## Input material
>> Begin

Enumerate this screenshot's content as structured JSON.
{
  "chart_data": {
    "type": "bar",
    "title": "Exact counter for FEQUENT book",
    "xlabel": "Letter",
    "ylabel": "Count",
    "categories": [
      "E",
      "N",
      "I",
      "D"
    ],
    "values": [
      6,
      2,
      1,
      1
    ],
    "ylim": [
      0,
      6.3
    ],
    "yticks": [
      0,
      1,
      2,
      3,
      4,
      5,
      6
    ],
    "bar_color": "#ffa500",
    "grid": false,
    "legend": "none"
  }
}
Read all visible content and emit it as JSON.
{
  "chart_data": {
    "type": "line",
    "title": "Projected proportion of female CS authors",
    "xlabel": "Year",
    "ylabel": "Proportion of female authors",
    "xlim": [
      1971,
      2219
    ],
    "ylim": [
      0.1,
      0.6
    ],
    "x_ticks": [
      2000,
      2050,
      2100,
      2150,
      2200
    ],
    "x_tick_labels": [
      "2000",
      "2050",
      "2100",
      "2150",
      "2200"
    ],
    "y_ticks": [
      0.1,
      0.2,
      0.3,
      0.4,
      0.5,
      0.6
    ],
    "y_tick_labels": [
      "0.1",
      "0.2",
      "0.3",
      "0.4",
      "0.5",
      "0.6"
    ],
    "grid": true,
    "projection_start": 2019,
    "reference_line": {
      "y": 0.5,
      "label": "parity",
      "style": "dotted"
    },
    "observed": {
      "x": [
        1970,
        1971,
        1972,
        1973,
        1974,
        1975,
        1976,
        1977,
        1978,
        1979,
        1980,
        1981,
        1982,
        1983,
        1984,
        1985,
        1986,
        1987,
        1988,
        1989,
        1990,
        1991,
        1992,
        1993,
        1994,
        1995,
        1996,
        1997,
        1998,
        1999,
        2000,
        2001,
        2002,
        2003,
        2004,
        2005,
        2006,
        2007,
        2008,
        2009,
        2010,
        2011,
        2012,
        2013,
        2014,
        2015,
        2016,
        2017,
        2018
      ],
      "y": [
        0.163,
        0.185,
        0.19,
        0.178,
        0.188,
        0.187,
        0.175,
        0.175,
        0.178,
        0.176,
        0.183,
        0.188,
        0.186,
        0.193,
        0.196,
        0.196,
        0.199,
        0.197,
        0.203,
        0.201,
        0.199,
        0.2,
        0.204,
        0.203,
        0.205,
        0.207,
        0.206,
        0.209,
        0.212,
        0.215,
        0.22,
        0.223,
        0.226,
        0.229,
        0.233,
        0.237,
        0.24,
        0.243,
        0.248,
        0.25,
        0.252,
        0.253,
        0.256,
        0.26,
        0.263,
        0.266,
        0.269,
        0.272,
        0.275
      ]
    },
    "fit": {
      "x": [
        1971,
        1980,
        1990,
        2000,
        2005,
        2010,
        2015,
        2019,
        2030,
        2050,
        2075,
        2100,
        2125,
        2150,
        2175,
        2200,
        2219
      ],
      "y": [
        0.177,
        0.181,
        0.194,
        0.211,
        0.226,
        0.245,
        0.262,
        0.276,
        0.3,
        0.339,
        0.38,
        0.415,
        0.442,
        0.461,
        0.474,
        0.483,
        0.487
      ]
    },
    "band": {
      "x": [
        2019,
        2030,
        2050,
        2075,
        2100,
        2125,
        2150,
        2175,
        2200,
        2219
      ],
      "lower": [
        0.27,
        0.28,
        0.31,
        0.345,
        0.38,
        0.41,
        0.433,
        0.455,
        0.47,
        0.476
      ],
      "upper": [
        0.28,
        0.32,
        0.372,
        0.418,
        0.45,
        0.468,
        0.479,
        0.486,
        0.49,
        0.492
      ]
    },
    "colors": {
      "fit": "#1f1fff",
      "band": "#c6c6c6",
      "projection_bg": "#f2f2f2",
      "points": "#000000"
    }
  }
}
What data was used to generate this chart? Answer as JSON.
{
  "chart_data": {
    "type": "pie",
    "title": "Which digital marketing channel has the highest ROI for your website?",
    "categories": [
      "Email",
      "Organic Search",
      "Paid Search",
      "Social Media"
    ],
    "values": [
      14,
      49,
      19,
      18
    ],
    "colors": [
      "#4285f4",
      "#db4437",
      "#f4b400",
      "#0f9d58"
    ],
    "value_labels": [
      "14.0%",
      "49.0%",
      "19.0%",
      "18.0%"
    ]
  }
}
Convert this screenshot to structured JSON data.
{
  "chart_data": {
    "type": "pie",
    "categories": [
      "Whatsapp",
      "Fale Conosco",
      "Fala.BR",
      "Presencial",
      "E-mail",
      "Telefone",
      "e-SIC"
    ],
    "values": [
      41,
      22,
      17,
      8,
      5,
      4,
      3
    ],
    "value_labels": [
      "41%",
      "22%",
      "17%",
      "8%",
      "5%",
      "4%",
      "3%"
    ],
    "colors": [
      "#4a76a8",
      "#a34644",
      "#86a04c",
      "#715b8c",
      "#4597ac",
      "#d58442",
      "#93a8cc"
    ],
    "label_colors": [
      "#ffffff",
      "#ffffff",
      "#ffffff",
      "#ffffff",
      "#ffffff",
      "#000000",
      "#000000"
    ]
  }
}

>> End

## Aim
Exact copies of all the records are required.

## Exercise output
Enumerate this screenshot's content as structured JSON.
{
  "chart_data": {
    "type": "bar",
    "title": "Exact counter for FEQUENT book",
    "xlabel": "Letter",
    "ylabel": "Count",
    "categories": [
      "E",
      "N",
      "I",
      "D"
    ],
    "values": [
      6,
      2,
      1,
      1
    ],
    "ylim": [
      0,
      6.3
    ],
    "yticks": [
      0,
      1,
      2,
      3,
      4,
      5,
      6
    ],
    "bar_color": "#ffa500",
    "grid": false,
    "legend": "none"
  }
}
Read all visible content and emit it as JSON.
{
  "chart_data": {
    "type": "line",
    "title": "Projected proportion of female CS authors",
    "xlabel": "Year",
    "ylabel": "Proportion of female authors",
    "xlim": [
      1971,
      2219
    ],
    "ylim": [
      0.1,
      0.6
    ],
    "x_ticks": [
      2000,
      2050,
      2100,
      2150,
      2200
    ],
    "x_tick_labels": [
      "2000",
      "2050",
      "2100",
      "2150",
      "2200"
    ],
    "y_ticks": [
      0.1,
      0.2,
      0.3,
      0.4,
      0.5,
      0.6
    ],
    "y_tick_labels": [
      "0.1",
      "0.2",
      "0.3",
      "0.4",
      "0.5",
      "0.6"
    ],
    "grid": true,
    "projection_start": 2019,
    "reference_line": {
      "y": 0.5,
      "label": "parity",
      "style": "dotted"
    },
    "observed": {
      "x": [
        1970,
        1971,
        1972,
        1973,
        1974,
        1975,
        1976,
        1977,
        1978,
        1979,
        1980,
        1981,
        1982,
        1983,
        1984,
        1985,
        1986,
        1987,
        1988,
        1989,
        1990,
        1991,
        1992,
        1993,
        1994,
        1995,
        1996,
        1997,
        1998,
        1999,
        2000,
        2001,
        2002,
        2003,
        2004,
        2005,
        2006,
        2007,
        2008,
        2009,
        2010,
        2011,
        2012,
        2013,
        2014,
        2015,
        2016,
        2017,
        2018
      ],
      "y": [
        0.163,
        0.185,
        0.19,
        0.178,
        0.188,
        0.187,
        0.175,
        0.175,
        0.178,
        0.176,
        0.183,
        0.188,
        0.186,
        0.193,
        0.196,
        0.196,
        0.199,
        0.197,
        0.203,
        0.201,
        0.199,
        0.2,
        0.204,
        0.203,
        0.205,
        0.207,
        0.206,
        0.209,
        0.212,
        0.215,
        0.22,
        0.223,
        0.226,
        0.229,
        0.233,
        0.237,
        0.24,
        0.243,
        0.248,
        0.25,
        0.252,
        0.253,
        0.256,
        0.26,
        0.263,
        0.266,
        0.269,
        0.272,
        0.275
      ]
    },
    "fit": {
      "x": [
        1971,
        1980,
        1990,
        2000,
        2005,
        2010,
        2015,
        2019,
        2030,
        2050,
        2075,
        2100,
        2125,
        2150,
        2175,
        2200,
        2219
      ],
      "y": [
        0.177,
        0.181,
        0.194,
        0.211,
        0.226,
        0.245,
        0.262,
        0.276,
        0.3,
        0.339,
        0.38,
        0.415,
        0.442,
        0.461,
        0.474,
        0.483,
        0.487
      ]
    },
    "band": {
      "x": [
        2019,
        2030,
        2050,
        2075,
        2100,
        2125,
        2150,
        2175,
        2200,
        2219
      ],
      "lower": [
        0.27,
        0.28,
        0.31,
        0.345,
        0.38,
        0.41,
        0.433,
        0.455,
        0.47,
        0.476
      ],
      "upper": [
        0.28,
        0.32,
        0.372,
        0.418,
        0.45,
        0.468,
        0.479,
        0.486,
        0.49,
        0.492
      ]
    },
    "colors": {
      "fit": "#1f1fff",
      "band": "#c6c6c6",
      "projection_bg": "#f2f2f2",
      "points": "#000000"
    }
  }
}
What data was used to generate this chart? Answer as JSON.
{
  "chart_data": {
    "type": "pie",
    "title": "Which digital marketing channel has the highest ROI for your website?",
    "categories": [
      "Email",
      "Organic Search",
      "Paid Search",
      "Social Media"
    ],
    "values": [
      14,
      49,
      19,
      18
    ],
    "colors": [
      "#4285f4",
      "#db4437",
      "#f4b400",
      "#0f9d58"
    ],
    "value_labels": [
      "14.0%",
      "49.0%",
      "19.0%",
      "18.0%"
    ]
  }
}
Convert this screenshot to structured JSON data.
{
  "chart_data": {
    "type": "pie",
    "categories": [
      "Whatsapp",
      "Fale Conosco",
      "Fala.BR",
      "Presencial",
      "E-mail",
      "Telefone",
      "e-SIC"
    ],
    "values": [
      41,
      22,
      17,
      8,
      5,
      4,
      3
    ],
    "value_labels": [
      "41%",
      "22%",
      "17%",
      "8%",
      "5%",
      "4%",
      "3%"
    ],
    "colors": [
      "#4a76a8",
      "#a34644",
      "#86a04c",
      "#715b8c",
      "#4597ac",
      "#d58442",
      "#93a8cc"
    ],
    "label_colors": [
      "#ffffff",
      "#ffffff",
      "#ffffff",
      "#ffffff",
      "#ffffff",
      "#000000",
      "#000000"
    ]
  }
}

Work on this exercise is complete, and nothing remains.